[The exercise] Search the data for the string "title" and extract every line where it appears.

[Data provided]
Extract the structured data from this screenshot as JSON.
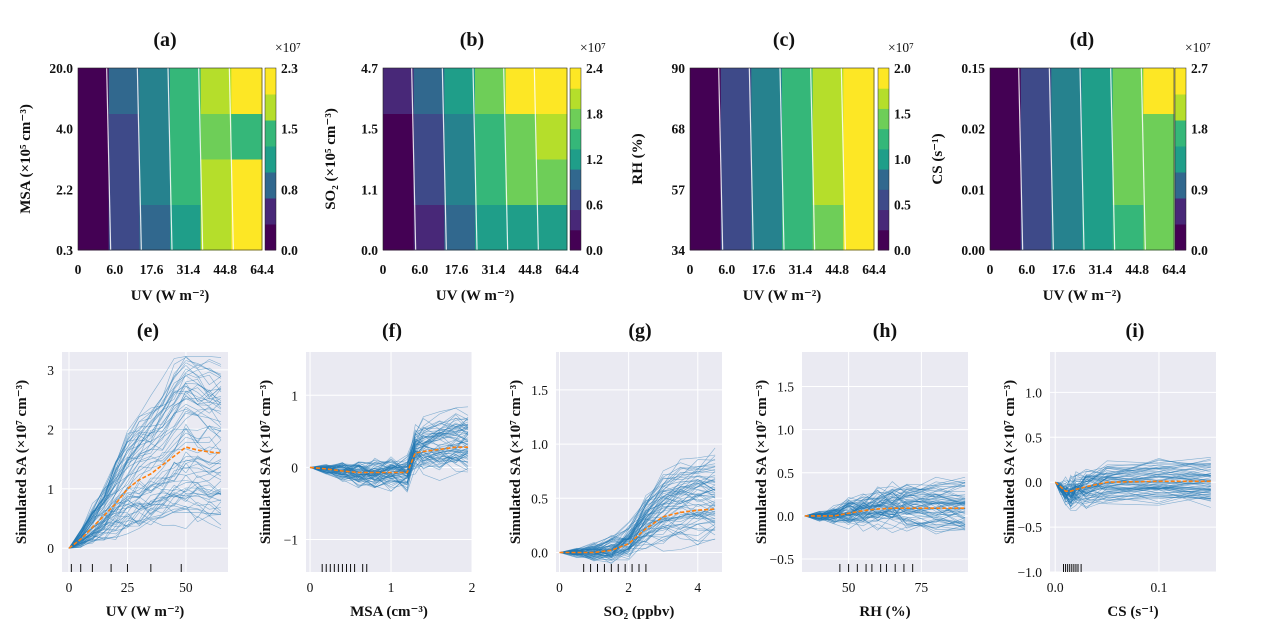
{
  "figure": {
    "top_row": [
      {
        "label": "(a)",
        "ylabel": "MSA (×10⁵ cm⁻³)",
        "xlabel": "UV (W m⁻²)",
        "xticks": [
          "0",
          "6.0",
          "17.6",
          "31.4",
          "44.8",
          "64.4"
        ],
        "yticks": [
          "0.3",
          "2.2",
          "4.0",
          "20.0"
        ],
        "cbar_ticks": [
          "0.0",
          "0.8",
          "1.5",
          "2.3"
        ],
        "cbar_multiplier": "×10⁷"
      },
      {
        "label": "(b)",
        "ylabel": "SO₂ (×10⁵ cm⁻³)",
        "xlabel": "UV (W m⁻²)",
        "xticks": [
          "0",
          "6.0",
          "17.6",
          "31.4",
          "44.8",
          "64.4"
        ],
        "yticks": [
          "0.0",
          "1.1",
          "1.5",
          "4.7"
        ],
        "cbar_ticks": [
          "0.0",
          "0.6",
          "1.2",
          "1.8",
          "2.4"
        ],
        "cbar_multiplier": "×10⁷"
      },
      {
        "label": "(c)",
        "ylabel": "RH (%)",
        "xlabel": "UV (W m⁻²)",
        "xticks": [
          "0",
          "6.0",
          "17.6",
          "31.4",
          "44.8",
          "64.4"
        ],
        "yticks": [
          "34",
          "57",
          "68",
          "90"
        ],
        "cbar_ticks": [
          "0.0",
          "0.5",
          "1.0",
          "1.5",
          "2.0"
        ],
        "cbar_multiplier": "×10⁷"
      },
      {
        "label": "(d)",
        "ylabel": "CS (s⁻¹)",
        "xlabel": "UV (W m⁻²)",
        "xticks": [
          "0",
          "6.0",
          "17.6",
          "31.4",
          "44.8",
          "64.4"
        ],
        "yticks": [
          "0.00",
          "0.01",
          "0.02",
          "0.15"
        ],
        "cbar_ticks": [
          "0.0",
          "0.9",
          "1.8",
          "2.7"
        ],
        "cbar_multiplier": "×10⁷"
      }
    ],
    "bottom_row": [
      {
        "label": "(e)",
        "xlabel": "UV (W m⁻²)",
        "ylabel": "Simulated SA (×10⁷ cm⁻³)",
        "xticks": [
          "0",
          "25",
          "50"
        ],
        "yticks": [
          "0",
          "1",
          "2",
          "3"
        ]
      },
      {
        "label": "(f)",
        "xlabel": "MSA (cm⁻³)",
        "ylabel": "Simulated SA (×10⁷ cm⁻³)",
        "xticks": [
          "0",
          "1",
          "2"
        ],
        "yticks": [
          "−1",
          "0",
          "1"
        ]
      },
      {
        "label": "(g)",
        "xlabel": "SO₂ (ppbv)",
        "ylabel": "Simulated SA (×10⁷ cm⁻³)",
        "xticks": [
          "0",
          "2",
          "4"
        ],
        "yticks": [
          "0.0",
          "0.5",
          "1.0",
          "1.5"
        ]
      },
      {
        "label": "(h)",
        "xlabel": "RH (%)",
        "ylabel": "Simulated SA (×10⁷ cm⁻³)",
        "xticks": [
          "50",
          "75"
        ],
        "yticks": [
          "−0.5",
          "0.0",
          "0.5",
          "1.0",
          "1.5"
        ]
      },
      {
        "label": "(i)",
        "xlabel": "CS (s⁻¹)",
        "ylabel": "Simulated SA (×10⁷ cm⁻³)",
        "xticks": [
          "0.0",
          "0.1"
        ],
        "yticks": [
          "−1.0",
          "−0.5",
          "0.0",
          "0.5",
          "1.0"
        ]
      }
    ]
  },
  "chart_data": [
    {
      "type": "heatmap",
      "title": "(a)",
      "xlabel": "UV (W m⁻²)",
      "ylabel": "MSA (×10⁵ cm⁻³)",
      "x": [
        0,
        6.0,
        17.6,
        31.4,
        44.8,
        64.4
      ],
      "y": [
        0.3,
        2.2,
        4.0,
        20.0
      ],
      "colorbar": {
        "min": 0.0,
        "max": 2.3,
        "ticks": [
          0.0,
          0.8,
          1.5,
          2.3
        ],
        "multiplier": "×10⁷"
      },
      "z": [
        [
          0.05,
          0.6,
          0.9,
          1.3,
          2.05,
          2.1
        ],
        [
          0.05,
          0.6,
          0.95,
          1.4,
          2.05,
          2.1
        ],
        [
          0.05,
          0.6,
          1.0,
          1.5,
          1.7,
          1.4
        ],
        [
          0.1,
          0.7,
          1.1,
          1.6,
          2.0,
          2.3
        ]
      ]
    },
    {
      "type": "heatmap",
      "title": "(b)",
      "xlabel": "UV (W m⁻²)",
      "ylabel": "SO₂ (×10⁵ cm⁻³)",
      "x": [
        0,
        6.0,
        17.6,
        31.4,
        44.8,
        64.4
      ],
      "y": [
        0.0,
        1.1,
        1.5,
        4.7
      ],
      "colorbar": {
        "min": 0.0,
        "max": 2.4,
        "ticks": [
          0.0,
          0.6,
          1.2,
          1.8,
          2.4
        ],
        "multiplier": "×10⁷"
      },
      "z": [
        [
          0.1,
          0.45,
          0.85,
          1.2,
          1.3,
          1.4
        ],
        [
          0.15,
          0.6,
          1.0,
          1.5,
          1.7,
          1.8
        ],
        [
          0.2,
          0.7,
          1.1,
          1.6,
          1.9,
          2.0
        ],
        [
          0.3,
          0.8,
          1.3,
          1.9,
          2.2,
          2.3
        ]
      ]
    },
    {
      "type": "heatmap",
      "title": "(c)",
      "xlabel": "UV (W m⁻²)",
      "ylabel": "RH (%)",
      "x": [
        0,
        6.0,
        17.6,
        31.4,
        44.8,
        64.4
      ],
      "y": [
        34,
        57,
        68,
        90
      ],
      "colorbar": {
        "min": 0.0,
        "max": 2.0,
        "ticks": [
          0.0,
          0.5,
          1.0,
          1.5,
          2.0
        ],
        "multiplier": "×10⁷"
      },
      "z": [
        [
          0.05,
          0.45,
          0.9,
          1.25,
          1.55,
          1.95
        ],
        [
          0.05,
          0.45,
          0.9,
          1.3,
          1.6,
          1.8
        ],
        [
          0.05,
          0.45,
          0.9,
          1.3,
          1.6,
          1.85
        ],
        [
          0.05,
          0.45,
          0.9,
          1.3,
          1.6,
          1.9
        ]
      ]
    },
    {
      "type": "heatmap",
      "title": "(d)",
      "xlabel": "UV (W m⁻²)",
      "ylabel": "CS (s⁻¹)",
      "x": [
        0,
        6.0,
        17.6,
        31.4,
        44.8,
        64.4
      ],
      "y": [
        0.0,
        0.01,
        0.02,
        0.15
      ],
      "colorbar": {
        "min": 0.0,
        "max": 2.7,
        "ticks": [
          0.0,
          0.9,
          1.8,
          2.7
        ],
        "multiplier": "×10⁷"
      },
      "z": [
        [
          0.1,
          0.7,
          1.2,
          1.55,
          1.8,
          2.0
        ],
        [
          0.1,
          0.7,
          1.2,
          1.6,
          1.95,
          2.0
        ],
        [
          0.1,
          0.7,
          1.2,
          1.6,
          1.95,
          2.0
        ],
        [
          0.1,
          0.7,
          1.2,
          1.6,
          2.0,
          2.6
        ]
      ]
    },
    {
      "type": "line",
      "title": "(e)",
      "xlabel": "UV (W m⁻²)",
      "ylabel": "Simulated SA (×10⁷ cm⁻³)",
      "xlim": [
        -3,
        68
      ],
      "ylim": [
        -0.4,
        3.3
      ],
      "x": [
        0,
        5,
        10,
        15,
        20,
        25,
        30,
        35,
        40,
        45,
        50,
        55,
        60,
        65
      ],
      "series": [
        {
          "values": [
            0,
            0.15,
            0.35,
            0.55,
            0.75,
            1.0,
            1.15,
            1.25,
            1.4,
            1.55,
            1.7,
            1.65,
            1.62,
            1.6
          ]
        }
      ],
      "rug": [
        1,
        5,
        10,
        18,
        25,
        35,
        48
      ]
    },
    {
      "type": "line",
      "title": "(f)",
      "xlabel": "MSA (cm⁻³)",
      "ylabel": "Simulated SA (×10⁷ cm⁻³)",
      "xlim": [
        -0.05,
        2.0
      ],
      "ylim": [
        -1.45,
        1.6
      ],
      "x": [
        0,
        0.2,
        0.4,
        0.6,
        0.8,
        1.0,
        1.2,
        1.3,
        1.4,
        1.6,
        1.8,
        1.95
      ],
      "series": [
        {
          "values": [
            0,
            -0.02,
            -0.05,
            -0.07,
            -0.07,
            -0.07,
            -0.07,
            0.2,
            0.22,
            0.25,
            0.28,
            0.28
          ]
        }
      ],
      "rug": [
        0.15,
        0.2,
        0.25,
        0.3,
        0.35,
        0.4,
        0.45,
        0.5,
        0.55,
        0.65,
        0.7
      ]
    },
    {
      "type": "line",
      "title": "(g)",
      "xlabel": "SO₂ (ppbv)",
      "ylabel": "Simulated SA (×10⁷ cm⁻³)",
      "xlim": [
        -0.1,
        4.7
      ],
      "ylim": [
        -0.18,
        1.85
      ],
      "x": [
        0,
        0.5,
        1.0,
        1.5,
        2.0,
        2.5,
        3.0,
        3.5,
        4.0,
        4.5
      ],
      "series": [
        {
          "values": [
            0,
            0,
            0,
            0.02,
            0.08,
            0.22,
            0.33,
            0.37,
            0.39,
            0.4
          ]
        }
      ],
      "rug": [
        0.7,
        0.9,
        1.1,
        1.3,
        1.5,
        1.7,
        1.9,
        2.1,
        2.3,
        2.5
      ]
    },
    {
      "type": "line",
      "title": "(h)",
      "xlabel": "RH (%)",
      "ylabel": "Simulated SA (×10⁷ cm⁻³)",
      "xlim": [
        34,
        91
      ],
      "ylim": [
        -0.65,
        1.9
      ],
      "x": [
        35,
        40,
        45,
        50,
        55,
        60,
        65,
        70,
        80,
        90
      ],
      "series": [
        {
          "values": [
            0,
            0,
            0,
            0.03,
            0.06,
            0.08,
            0.09,
            0.09,
            0.09,
            0.09
          ]
        }
      ],
      "rug": [
        47,
        50,
        53,
        56,
        58,
        61,
        63,
        66,
        69,
        72
      ]
    },
    {
      "type": "line",
      "title": "(i)",
      "xlabel": "CS (s⁻¹)",
      "ylabel": "Simulated SA (×10⁷ cm⁻³)",
      "xlim": [
        -0.005,
        0.155
      ],
      "ylim": [
        -1.0,
        1.45
      ],
      "x": [
        0,
        0.005,
        0.01,
        0.015,
        0.02,
        0.03,
        0.05,
        0.1,
        0.15
      ],
      "series": [
        {
          "values": [
            0,
            -0.05,
            -0.1,
            -0.1,
            -0.08,
            -0.05,
            0,
            0.01,
            0.01
          ]
        }
      ],
      "rug": [
        0.008,
        0.01,
        0.012,
        0.014,
        0.016,
        0.018,
        0.02,
        0.022,
        0.025
      ]
    }
  ]
}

[Response]
      "title": "(a)",
      "title": "(b)",
      "title": "(c)",
      "title": "(d)",
      "title": "(e)",
      "title": "(f)",
      "title": "(g)",
      "title": "(h)",
      "title": "(i)",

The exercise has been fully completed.